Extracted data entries
◆ ◆ ◆ ◆ ◆

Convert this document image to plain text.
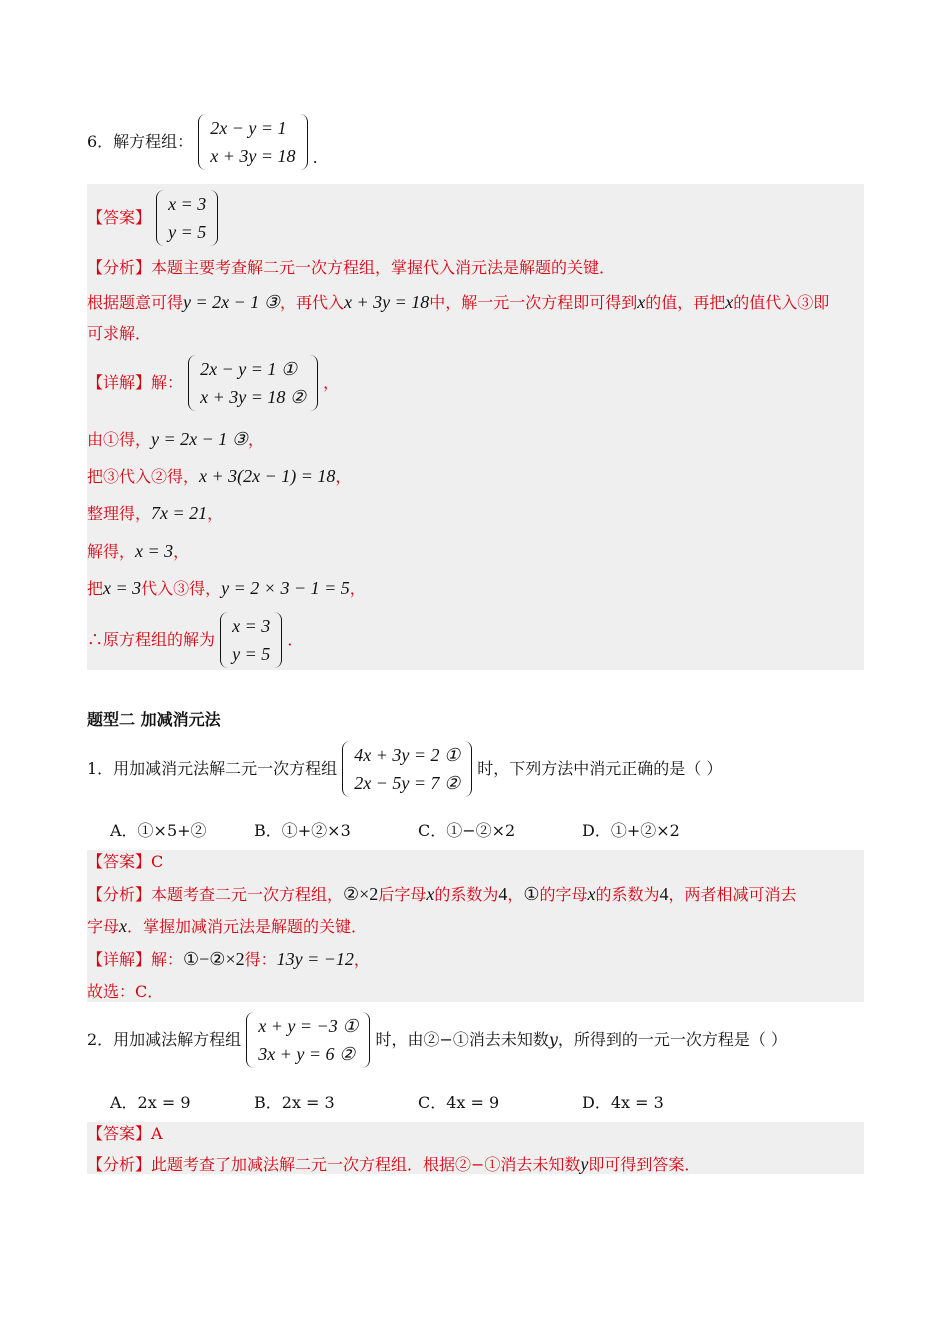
6．解方程组：
2x − y = 1
x + 3y = 18 .
【答案】
x = 3
y = 5
【分析】本题主要考查解二元一次方程组，掌握代入消元法是解题的关键．
根据题意可得y = 2x − 1 ③，再代入x + 3y = 18中，解一元一次方程即可得到x的值，再把x的值代入③即
可求解．
【详解】解：
2x − y = 1 ①
x + 3y = 18 ②
，
由①得，y = 2x − 1 ③，
把③代入②得，x + 3(2x − 1) = 18，
整理得，7x = 21，
解得，x = 3，
把x = 3代入③得，y = 2 × 3 − 1 = 5，
∴原方程组的解为
x = 3
y = 5
．
题型二 加减消元法
1．用加减消元法解二元一次方程组
4x + 3y = 2 ①
2x − 5y = 7 ②
时，下列方法中消元正确的是（ ）
A．①×5+②	B．①+②×3	C．①−②×2	D．①+②×2
【答案】C
【分析】本题考查二元一次方程组，②×2后字母x的系数为4，①的字母x的系数为4，两者相减可消去
字母x．掌握加减消元法是解题的关键．
【详解】解：①−②×2得：13y = −12，
故选：C．
2．用加减法解方程组
x + y = −3 ①
3x + y = 6 ②
时，由②−①消去未知数y，所得到的一元一次方程是（ ）
A．2x = 9	B．2x = 3	C．4x = 9	D．4x = 3
【答案】A
【分析】此题考查了加减法解二元一次方程组．根据②−①消去未知数y即可得到答案．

◆ ◆ ◆ ◆ ◆

**Problem:** Repeat the data exactly, excluding the pictures.

**The response:**
Convert this document image to plain text.
6．解方程组：
2x − y = 1
x + 3y = 18 .
【答案】
x = 3
y = 5
【分析】本题主要考查解二元一次方程组，掌握代入消元法是解题的关键．
根据题意可得y = 2x − 1 ③，再代入x + 3y = 18中，解一元一次方程即可得到x的值，再把x的值代入③即
可求解．
【详解】解：
2x − y = 1 ①
x + 3y = 18 ②
，
由①得，y = 2x − 1 ③，
把③代入②得，x + 3(2x − 1) = 18，
整理得，7x = 21，
解得，x = 3，
把x = 3代入③得，y = 2 × 3 − 1 = 5，
∴原方程组的解为
x = 3
y = 5
．
题型二 加减消元法
1．用加减消元法解二元一次方程组
4x + 3y = 2 ①
2x − 5y = 7 ②
时，下列方法中消元正确的是（ ）
A．①×5+②	B．①+②×3	C．①−②×2	D．①+②×2
【答案】C
【分析】本题考查二元一次方程组，②×2后字母x的系数为4，①的字母x的系数为4，两者相减可消去
字母x．掌握加减消元法是解题的关键．
【详解】解：①−②×2得：13y = −12，
故选：C．
2．用加减法解方程组
x + y = −3 ①
3x + y = 6 ②
时，由②−①消去未知数y，所得到的一元一次方程是（ ）
A．2x = 9	B．2x = 3	C．4x = 9	D．4x = 3
【答案】A
【分析】此题考查了加减法解二元一次方程组．根据②−①消去未知数y即可得到答案．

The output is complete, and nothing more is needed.